### TASK OBJECTIVE
Print, exactly and completely, every entry in the data.

++++++++++++++++++++

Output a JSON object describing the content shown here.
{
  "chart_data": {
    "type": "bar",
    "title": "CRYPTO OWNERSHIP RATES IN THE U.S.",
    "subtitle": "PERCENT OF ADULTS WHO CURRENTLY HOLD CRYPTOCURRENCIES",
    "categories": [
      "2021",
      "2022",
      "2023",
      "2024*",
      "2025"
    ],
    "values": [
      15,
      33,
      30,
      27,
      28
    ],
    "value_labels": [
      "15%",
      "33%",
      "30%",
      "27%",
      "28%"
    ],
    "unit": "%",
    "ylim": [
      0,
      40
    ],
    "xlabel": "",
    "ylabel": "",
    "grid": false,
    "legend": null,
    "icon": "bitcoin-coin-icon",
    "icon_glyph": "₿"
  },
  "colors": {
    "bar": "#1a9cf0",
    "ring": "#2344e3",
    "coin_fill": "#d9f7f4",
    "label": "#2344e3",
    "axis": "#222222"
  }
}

++++++++++++++++++++

### RESULT
Output a JSON object describing the content shown here.
{
  "chart_data": {
    "type": "bar",
    "title": "CRYPTO OWNERSHIP RATES IN THE U.S.",
    "subtitle": "PERCENT OF ADULTS WHO CURRENTLY HOLD CRYPTOCURRENCIES",
    "categories": [
      "2021",
      "2022",
      "2023",
      "2024*",
      "2025"
    ],
    "values": [
      15,
      33,
      30,
      27,
      28
    ],
    "value_labels": [
      "15%",
      "33%",
      "30%",
      "27%",
      "28%"
    ],
    "unit": "%",
    "ylim": [
      0,
      40
    ],
    "xlabel": "",
    "ylabel": "",
    "grid": false,
    "legend": null,
    "icon": "bitcoin-coin-icon",
    "icon_glyph": "₿"
  },
  "colors": {
    "bar": "#1a9cf0",
    "ring": "#2344e3",
    "coin_fill": "#d9f7f4",
    "label": "#2344e3",
    "axis": "#222222"
  }
}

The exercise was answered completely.